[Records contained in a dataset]
•••

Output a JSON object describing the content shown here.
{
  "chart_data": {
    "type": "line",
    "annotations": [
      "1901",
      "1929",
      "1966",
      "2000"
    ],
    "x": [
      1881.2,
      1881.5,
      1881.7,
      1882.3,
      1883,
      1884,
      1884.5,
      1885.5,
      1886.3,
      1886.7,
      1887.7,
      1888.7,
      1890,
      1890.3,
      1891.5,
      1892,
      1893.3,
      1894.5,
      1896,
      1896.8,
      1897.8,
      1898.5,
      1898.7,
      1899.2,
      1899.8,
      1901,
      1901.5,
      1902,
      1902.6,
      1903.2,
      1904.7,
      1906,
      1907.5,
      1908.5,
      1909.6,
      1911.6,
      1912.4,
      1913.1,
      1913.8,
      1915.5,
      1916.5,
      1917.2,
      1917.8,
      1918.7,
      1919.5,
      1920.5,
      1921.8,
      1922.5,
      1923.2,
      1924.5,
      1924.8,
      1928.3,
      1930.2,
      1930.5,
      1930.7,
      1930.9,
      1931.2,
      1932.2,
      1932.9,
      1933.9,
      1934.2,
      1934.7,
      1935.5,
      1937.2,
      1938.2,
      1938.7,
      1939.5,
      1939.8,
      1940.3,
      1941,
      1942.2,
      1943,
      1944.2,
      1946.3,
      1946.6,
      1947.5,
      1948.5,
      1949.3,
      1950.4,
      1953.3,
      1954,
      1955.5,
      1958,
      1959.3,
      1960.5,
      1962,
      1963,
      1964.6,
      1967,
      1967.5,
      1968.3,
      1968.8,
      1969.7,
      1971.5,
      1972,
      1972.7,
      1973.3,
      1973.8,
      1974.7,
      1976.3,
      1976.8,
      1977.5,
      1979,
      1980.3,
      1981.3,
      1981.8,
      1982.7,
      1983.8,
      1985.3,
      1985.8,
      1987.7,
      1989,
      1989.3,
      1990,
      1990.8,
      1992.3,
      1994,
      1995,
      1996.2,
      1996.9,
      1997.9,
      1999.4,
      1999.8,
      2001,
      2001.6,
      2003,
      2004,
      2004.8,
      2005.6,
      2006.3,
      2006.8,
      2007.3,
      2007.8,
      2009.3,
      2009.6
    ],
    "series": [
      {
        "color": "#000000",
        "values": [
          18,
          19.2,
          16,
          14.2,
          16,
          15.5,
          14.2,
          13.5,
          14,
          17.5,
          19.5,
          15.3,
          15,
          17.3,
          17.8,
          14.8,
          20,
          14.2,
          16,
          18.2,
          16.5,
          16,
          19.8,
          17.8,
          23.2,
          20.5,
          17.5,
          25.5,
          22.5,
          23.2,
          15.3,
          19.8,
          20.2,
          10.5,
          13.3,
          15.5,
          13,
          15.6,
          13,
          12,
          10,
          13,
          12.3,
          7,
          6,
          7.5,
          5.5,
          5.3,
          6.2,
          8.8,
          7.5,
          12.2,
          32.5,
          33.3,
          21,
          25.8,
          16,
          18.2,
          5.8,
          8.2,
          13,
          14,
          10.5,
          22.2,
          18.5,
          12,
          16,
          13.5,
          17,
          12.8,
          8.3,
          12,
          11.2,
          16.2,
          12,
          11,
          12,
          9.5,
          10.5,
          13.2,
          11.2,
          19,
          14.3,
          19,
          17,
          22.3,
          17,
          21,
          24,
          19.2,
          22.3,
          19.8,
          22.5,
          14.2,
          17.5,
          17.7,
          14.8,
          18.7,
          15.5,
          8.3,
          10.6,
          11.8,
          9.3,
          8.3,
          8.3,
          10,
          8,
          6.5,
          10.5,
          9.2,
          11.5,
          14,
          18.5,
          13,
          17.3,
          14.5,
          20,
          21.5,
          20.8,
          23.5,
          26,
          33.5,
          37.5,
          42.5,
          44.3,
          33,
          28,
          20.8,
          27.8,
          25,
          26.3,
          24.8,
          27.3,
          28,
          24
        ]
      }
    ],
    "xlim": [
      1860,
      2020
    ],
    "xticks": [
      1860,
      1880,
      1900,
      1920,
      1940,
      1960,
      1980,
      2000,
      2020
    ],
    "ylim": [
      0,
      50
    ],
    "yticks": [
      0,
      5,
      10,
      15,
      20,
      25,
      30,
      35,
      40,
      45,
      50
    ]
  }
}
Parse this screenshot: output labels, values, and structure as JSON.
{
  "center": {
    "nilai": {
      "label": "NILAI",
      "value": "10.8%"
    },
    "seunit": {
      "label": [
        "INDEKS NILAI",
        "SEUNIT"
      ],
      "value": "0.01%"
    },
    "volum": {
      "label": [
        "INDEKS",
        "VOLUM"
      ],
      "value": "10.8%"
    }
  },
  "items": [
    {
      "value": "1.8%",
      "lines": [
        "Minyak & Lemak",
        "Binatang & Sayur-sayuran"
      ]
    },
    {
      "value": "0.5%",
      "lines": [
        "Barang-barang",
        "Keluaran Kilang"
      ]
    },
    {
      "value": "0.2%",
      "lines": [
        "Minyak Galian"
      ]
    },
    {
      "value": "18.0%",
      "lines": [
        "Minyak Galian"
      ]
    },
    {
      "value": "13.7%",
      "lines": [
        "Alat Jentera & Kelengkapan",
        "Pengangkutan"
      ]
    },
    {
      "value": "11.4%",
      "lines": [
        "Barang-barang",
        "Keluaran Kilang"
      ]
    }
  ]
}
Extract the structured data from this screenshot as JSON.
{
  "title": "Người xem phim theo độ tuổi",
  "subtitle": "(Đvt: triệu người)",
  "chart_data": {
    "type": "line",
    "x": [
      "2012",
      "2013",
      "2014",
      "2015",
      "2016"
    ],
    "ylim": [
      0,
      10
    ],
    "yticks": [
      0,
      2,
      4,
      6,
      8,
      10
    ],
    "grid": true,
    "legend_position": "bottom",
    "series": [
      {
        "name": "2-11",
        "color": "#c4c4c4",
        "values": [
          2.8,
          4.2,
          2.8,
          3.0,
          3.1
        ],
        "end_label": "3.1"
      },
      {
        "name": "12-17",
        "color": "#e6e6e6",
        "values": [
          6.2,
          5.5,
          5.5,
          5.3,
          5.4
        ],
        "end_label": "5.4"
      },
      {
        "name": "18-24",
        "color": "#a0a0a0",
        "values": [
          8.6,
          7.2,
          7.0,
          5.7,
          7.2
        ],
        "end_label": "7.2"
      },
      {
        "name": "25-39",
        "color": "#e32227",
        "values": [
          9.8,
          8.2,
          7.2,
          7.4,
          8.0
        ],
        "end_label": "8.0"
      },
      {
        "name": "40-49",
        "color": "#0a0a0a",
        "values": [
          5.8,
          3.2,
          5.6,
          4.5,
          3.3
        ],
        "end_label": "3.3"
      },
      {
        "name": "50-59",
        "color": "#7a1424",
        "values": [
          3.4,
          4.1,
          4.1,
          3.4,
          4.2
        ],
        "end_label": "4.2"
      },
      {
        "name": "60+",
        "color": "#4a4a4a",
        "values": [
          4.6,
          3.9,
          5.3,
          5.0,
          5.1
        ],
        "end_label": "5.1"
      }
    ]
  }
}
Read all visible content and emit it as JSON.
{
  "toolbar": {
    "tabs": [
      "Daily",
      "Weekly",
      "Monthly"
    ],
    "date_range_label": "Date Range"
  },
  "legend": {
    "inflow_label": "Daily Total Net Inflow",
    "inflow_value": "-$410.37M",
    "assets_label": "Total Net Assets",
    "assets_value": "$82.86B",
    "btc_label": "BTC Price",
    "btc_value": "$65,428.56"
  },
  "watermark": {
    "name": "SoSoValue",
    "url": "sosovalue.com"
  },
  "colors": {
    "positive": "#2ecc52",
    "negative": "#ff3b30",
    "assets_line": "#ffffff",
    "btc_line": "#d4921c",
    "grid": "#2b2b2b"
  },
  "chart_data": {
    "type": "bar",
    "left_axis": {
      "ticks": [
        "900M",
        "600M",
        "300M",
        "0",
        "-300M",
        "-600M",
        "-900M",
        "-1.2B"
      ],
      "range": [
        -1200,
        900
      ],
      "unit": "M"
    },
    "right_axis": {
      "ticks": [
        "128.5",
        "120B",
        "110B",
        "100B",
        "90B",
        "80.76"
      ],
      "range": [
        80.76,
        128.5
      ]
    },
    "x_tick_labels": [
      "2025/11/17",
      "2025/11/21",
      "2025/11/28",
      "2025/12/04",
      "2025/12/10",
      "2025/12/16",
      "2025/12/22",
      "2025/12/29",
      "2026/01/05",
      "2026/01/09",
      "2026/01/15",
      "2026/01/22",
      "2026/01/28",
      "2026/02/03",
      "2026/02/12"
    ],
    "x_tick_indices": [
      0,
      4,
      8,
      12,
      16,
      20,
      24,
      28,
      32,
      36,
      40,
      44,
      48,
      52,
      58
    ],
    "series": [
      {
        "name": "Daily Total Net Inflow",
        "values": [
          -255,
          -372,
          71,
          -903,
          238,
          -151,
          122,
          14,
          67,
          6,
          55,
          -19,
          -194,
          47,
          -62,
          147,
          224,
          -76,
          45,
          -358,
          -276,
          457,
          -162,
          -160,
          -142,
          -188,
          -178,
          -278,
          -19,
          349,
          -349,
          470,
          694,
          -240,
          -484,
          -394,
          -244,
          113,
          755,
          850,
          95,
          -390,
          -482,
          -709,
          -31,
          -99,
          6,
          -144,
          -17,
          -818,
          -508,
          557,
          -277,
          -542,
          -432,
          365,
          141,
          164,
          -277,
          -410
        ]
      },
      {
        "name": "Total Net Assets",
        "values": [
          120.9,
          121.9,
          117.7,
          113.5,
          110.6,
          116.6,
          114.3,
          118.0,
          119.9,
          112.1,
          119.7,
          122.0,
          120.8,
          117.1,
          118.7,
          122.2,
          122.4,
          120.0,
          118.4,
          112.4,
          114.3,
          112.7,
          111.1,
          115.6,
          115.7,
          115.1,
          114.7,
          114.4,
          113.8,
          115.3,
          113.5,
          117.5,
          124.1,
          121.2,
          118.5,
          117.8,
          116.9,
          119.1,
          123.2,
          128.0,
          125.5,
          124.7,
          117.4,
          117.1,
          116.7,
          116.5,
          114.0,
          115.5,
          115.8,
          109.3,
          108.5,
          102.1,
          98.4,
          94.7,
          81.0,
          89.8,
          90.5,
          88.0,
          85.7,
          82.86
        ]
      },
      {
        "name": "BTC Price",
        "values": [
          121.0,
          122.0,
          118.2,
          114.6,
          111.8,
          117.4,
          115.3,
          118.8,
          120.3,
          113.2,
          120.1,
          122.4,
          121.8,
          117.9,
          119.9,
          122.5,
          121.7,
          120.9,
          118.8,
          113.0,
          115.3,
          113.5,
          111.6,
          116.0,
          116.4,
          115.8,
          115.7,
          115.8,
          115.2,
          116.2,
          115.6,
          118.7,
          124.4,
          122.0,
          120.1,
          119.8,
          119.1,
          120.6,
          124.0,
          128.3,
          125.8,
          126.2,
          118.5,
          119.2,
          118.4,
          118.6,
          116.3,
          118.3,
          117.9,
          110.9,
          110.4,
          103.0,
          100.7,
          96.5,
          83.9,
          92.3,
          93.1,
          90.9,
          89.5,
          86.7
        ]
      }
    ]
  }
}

•••

> **What you need to do**
Check each line above for the string "content", then copy the ones that have it.

> **Result for this exercise**
Output a JSON object describing the content shown here.
Read all visible content and emit it as JSON.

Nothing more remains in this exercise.